Selected text:
# Noisy Sunroof



## Canuck (Mar 19, 2005)

Now that the weather is getting warmer we have been using the sunroof. We love the size but it seems really noisy. :thumbdwn: Way more wind noise than the one in our car. I tried pulling the built in windscreen down a bit and that seems to help, but you can't drive around holding on to it all day. :banhump: Has anyone else experienced this or is it just us. And has anyone tried any aftermarket windscreens.

Brian


----------



## AlexP (Feb 24, 2005)

Brian, I've found that closing the sunroof half-way helps when your speed gets above 60 km/h. It doesn't seem too noisy below that speed.

The noise from open rear windows is a much bigger nuisance. With this warmer weather, I tried putting down the rear windows on the highway to get some air circulating and was quite surprised by the turbulence that was generated in a pulsating manner rather than a steady roar. I guess there's some kind of resonance that's set up with the way the body's designed...

Problems:
A: Answer these questions about the sunroof thread, one line each:
(i) What did Canuck try pulling down to reduce the noise?
(ii) Above what speed does AlexP say closing the sunroof half-way helps?
(iii) How was the turbulence from the open rear windows generated, according to AlexP?
B: In the entries, switch each "data-point-marker" to "point-marker". Begin at the line that has "y-tick-label: 1.25 bbox=[62, 235, 101, 255]", stop after the line that has "y-tick-label: 1.50 bbox=[62, 183, 101, 203]", and return only those lines, otherwise unchanged.

Raw data:
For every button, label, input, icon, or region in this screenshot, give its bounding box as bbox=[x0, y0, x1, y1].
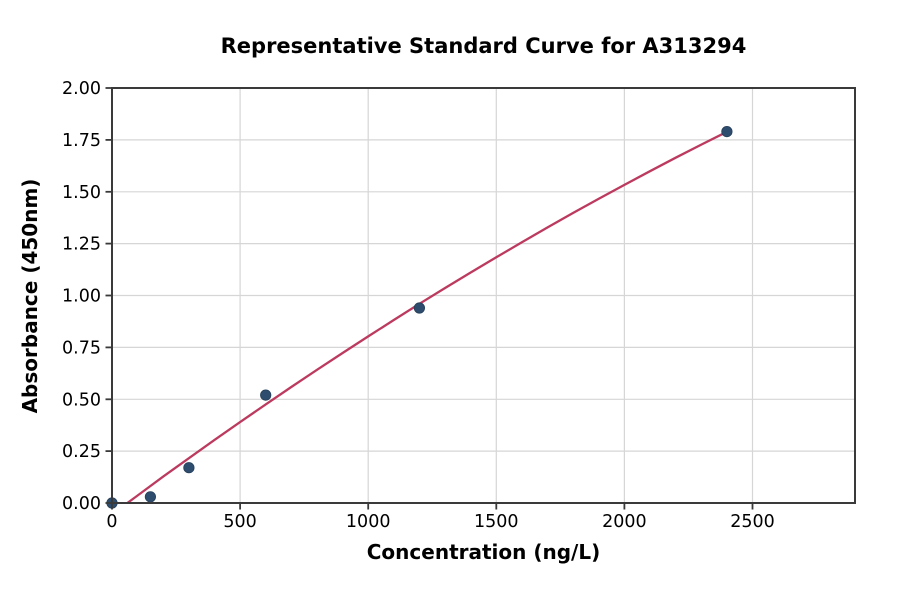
y-tick-label: 1.25 bbox=[62, 235, 101, 255]
x-axis-label: Concentration (ng/L) bbox=[366, 540, 601, 564]
y-tick-label: 2.00 bbox=[62, 79, 101, 99]
x-tick-label: 1500 bbox=[474, 512, 519, 532]
x-tick-label: 2500 bbox=[730, 512, 775, 532]
data-point-marker bbox=[144, 491, 156, 503]
x-tick-label: 500 bbox=[223, 512, 256, 532]
chart-title: Representative Standard Curve for A31329… bbox=[220, 34, 747, 58]
y-tick-label: 0.75 bbox=[62, 338, 101, 358]
x-tick-label: 1000 bbox=[346, 512, 391, 532]
data-point-marker bbox=[183, 462, 195, 474]
y-tick-label: 1.00 bbox=[62, 287, 101, 307]
fit-curve-line bbox=[126, 130, 729, 503]
data-point-marker bbox=[413, 302, 425, 314]
y-tick-label: 0.25 bbox=[62, 442, 101, 462]
x-tick-label: 2000 bbox=[602, 512, 647, 532]
x-tick-label: 0 bbox=[106, 512, 117, 532]
y-tick-label: 1.50 bbox=[62, 183, 101, 203]
y-tick-label: 0.50 bbox=[62, 390, 101, 410]
data-point-marker bbox=[260, 389, 272, 401]
y-tick-label: 0.00 bbox=[62, 494, 101, 514]
data-point-marker bbox=[721, 126, 733, 138]
y-tick-label: 1.75 bbox=[62, 131, 101, 151]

Answers given:
A:
(i) The built-in windscreen.
(ii) 60 km/h.
(iii) In a pulsating manner rather than a steady roar.

B:
y-tick-label: 1.25 bbox=[62, 235, 101, 255]
x-axis-label: Concentration (ng/L) bbox=[366, 540, 601, 564]
y-tick-label: 2.00 bbox=[62, 79, 101, 99]
x-tick-label: 1500 bbox=[474, 512, 519, 532]
x-tick-label: 2500 bbox=[730, 512, 775, 532]
point-marker bbox=[144, 491, 156, 503]
x-tick-label: 500 bbox=[223, 512, 256, 532]
chart-title: Representative Standard Curve for A31329… bbox=[220, 34, 747, 58]
y-tick-label: 0.75 bbox=[62, 338, 101, 358]
x-tick-label: 1000 bbox=[346, 512, 391, 532]
point-marker bbox=[183, 462, 195, 474]
y-tick-label: 1.00 bbox=[62, 287, 101, 307]
fit-curve-line bbox=[126, 130, 729, 503]
point-marker bbox=[413, 302, 425, 314]
y-tick-label: 0.25 bbox=[62, 442, 101, 462]
x-tick-label: 2000 bbox=[602, 512, 647, 532]
x-tick-label: 0 bbox=[106, 512, 117, 532]
y-tick-label: 1.50 bbox=[62, 183, 101, 203]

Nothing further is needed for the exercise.